* _AIM OF THE EXERCISE_
Copy each line that has the string "share" somewhere in it.

* _ITEMS_
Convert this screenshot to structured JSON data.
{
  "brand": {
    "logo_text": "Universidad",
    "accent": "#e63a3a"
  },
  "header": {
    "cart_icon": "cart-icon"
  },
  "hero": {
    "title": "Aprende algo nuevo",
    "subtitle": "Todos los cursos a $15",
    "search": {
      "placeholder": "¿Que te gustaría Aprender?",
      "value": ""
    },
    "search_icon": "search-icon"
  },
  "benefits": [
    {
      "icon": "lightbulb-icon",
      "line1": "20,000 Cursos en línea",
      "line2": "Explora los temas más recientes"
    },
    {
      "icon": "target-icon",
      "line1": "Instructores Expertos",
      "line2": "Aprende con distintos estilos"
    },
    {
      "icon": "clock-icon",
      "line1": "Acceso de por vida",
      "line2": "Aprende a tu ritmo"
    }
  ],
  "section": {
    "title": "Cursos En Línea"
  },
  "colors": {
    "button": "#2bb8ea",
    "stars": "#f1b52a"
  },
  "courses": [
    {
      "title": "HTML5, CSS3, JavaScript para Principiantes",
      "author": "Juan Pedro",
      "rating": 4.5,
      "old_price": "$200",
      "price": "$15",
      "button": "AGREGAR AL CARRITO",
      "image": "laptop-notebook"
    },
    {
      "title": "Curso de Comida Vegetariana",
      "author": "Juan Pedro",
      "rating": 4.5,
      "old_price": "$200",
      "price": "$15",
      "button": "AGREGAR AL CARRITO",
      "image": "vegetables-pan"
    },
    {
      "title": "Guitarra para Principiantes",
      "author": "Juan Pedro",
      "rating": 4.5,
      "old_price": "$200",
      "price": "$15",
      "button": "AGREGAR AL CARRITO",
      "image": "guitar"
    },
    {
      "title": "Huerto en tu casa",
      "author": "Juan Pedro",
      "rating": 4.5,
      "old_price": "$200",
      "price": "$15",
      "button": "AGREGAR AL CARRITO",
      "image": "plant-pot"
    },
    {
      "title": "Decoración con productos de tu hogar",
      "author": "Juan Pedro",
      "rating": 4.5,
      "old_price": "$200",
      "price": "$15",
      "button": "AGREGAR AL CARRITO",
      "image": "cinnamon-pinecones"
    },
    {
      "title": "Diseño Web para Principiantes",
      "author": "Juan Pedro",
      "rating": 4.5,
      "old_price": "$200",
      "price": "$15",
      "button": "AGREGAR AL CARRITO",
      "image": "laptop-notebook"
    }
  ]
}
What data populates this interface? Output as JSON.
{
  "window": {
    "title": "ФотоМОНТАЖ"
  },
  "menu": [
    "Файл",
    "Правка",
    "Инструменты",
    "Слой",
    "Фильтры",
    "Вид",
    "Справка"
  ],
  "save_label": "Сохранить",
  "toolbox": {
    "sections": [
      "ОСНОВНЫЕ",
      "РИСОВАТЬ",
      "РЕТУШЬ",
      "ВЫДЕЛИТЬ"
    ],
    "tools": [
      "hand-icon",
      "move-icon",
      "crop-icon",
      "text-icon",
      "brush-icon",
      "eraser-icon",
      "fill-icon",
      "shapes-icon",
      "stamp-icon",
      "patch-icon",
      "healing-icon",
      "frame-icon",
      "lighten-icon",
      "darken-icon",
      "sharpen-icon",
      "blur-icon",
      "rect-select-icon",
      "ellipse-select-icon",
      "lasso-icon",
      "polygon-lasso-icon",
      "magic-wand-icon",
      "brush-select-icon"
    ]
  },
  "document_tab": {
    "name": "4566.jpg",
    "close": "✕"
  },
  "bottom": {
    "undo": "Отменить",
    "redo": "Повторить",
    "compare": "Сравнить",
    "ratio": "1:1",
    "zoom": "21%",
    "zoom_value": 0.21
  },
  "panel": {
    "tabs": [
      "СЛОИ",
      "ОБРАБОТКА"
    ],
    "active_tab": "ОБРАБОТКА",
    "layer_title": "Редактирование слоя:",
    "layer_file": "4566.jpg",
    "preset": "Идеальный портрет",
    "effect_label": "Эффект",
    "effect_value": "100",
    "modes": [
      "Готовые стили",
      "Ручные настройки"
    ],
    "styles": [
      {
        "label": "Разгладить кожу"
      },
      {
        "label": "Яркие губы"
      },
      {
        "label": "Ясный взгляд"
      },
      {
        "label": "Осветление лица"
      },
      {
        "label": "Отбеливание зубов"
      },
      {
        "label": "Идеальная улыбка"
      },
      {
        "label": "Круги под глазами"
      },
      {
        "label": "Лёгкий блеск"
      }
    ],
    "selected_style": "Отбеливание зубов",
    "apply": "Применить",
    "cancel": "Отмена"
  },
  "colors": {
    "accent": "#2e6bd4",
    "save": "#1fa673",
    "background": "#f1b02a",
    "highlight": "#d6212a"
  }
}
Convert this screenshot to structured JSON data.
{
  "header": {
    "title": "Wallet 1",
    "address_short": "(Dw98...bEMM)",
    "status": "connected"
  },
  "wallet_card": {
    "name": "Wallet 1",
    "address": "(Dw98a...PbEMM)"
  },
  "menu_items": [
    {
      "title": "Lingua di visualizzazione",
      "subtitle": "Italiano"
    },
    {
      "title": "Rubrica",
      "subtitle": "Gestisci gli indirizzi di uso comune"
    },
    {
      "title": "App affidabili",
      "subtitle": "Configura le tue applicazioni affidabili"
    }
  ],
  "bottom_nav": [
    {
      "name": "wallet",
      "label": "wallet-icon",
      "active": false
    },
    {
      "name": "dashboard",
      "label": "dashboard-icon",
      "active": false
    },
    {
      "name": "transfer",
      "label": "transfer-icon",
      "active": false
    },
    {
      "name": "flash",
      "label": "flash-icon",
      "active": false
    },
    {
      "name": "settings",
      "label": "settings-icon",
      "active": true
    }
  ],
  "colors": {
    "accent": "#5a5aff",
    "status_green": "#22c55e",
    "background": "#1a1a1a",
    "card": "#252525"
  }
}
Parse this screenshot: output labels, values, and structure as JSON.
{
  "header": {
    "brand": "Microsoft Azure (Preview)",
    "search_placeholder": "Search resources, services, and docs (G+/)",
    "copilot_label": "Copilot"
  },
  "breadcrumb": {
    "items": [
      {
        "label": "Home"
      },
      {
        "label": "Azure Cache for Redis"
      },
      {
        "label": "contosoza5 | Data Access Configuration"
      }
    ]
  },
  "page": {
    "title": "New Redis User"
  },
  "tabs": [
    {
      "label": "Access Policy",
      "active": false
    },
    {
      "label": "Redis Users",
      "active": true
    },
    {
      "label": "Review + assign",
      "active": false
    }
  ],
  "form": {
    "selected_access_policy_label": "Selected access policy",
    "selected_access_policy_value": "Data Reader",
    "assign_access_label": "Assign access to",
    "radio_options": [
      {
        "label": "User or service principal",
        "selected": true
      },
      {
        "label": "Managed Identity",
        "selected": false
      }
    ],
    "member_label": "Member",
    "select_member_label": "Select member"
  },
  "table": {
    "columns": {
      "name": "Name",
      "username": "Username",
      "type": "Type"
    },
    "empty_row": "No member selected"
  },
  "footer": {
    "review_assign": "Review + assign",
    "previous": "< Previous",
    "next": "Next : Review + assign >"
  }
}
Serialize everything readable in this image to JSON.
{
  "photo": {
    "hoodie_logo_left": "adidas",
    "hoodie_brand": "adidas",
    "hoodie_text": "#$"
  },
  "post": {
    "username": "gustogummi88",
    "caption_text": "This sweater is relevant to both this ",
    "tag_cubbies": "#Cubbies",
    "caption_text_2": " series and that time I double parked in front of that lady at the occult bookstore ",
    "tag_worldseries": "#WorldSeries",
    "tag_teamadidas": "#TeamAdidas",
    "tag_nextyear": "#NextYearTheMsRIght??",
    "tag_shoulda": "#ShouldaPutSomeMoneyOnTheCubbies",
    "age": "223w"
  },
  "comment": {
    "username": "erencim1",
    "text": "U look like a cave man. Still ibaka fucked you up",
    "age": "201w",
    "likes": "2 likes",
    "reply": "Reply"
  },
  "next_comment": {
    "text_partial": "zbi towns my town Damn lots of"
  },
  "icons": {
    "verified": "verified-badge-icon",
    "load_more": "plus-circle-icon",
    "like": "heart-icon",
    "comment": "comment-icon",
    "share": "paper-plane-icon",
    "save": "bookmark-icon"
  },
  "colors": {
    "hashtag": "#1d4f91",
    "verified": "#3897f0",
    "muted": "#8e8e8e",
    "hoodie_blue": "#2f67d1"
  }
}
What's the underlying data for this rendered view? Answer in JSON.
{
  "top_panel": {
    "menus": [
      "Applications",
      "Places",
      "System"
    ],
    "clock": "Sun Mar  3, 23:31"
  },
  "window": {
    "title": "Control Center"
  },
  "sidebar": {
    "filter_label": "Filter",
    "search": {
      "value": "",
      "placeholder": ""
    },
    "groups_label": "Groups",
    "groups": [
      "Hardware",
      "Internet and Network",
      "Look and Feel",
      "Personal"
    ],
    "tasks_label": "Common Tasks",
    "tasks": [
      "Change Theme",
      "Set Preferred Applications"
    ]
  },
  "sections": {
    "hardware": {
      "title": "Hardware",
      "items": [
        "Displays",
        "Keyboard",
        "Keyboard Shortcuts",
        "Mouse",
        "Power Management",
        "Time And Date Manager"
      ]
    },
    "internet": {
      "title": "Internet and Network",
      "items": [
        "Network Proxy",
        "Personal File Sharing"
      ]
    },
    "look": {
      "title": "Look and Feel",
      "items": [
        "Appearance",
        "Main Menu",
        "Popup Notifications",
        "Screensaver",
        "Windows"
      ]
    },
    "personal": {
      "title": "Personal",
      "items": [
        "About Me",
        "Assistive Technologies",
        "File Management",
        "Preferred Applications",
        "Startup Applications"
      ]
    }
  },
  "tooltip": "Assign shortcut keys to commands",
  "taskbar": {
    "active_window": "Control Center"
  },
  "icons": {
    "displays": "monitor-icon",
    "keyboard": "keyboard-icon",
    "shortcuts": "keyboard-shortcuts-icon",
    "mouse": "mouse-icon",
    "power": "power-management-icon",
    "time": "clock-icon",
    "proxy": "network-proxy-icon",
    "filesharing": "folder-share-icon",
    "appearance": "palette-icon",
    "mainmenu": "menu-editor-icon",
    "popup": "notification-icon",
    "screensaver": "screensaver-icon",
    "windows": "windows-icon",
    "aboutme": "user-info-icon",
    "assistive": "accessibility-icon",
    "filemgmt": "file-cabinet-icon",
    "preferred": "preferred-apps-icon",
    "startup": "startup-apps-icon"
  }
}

* _COMPLETED TASK_
    "share": "paper-plane-icon",
    "filesharing": "folder-share-icon",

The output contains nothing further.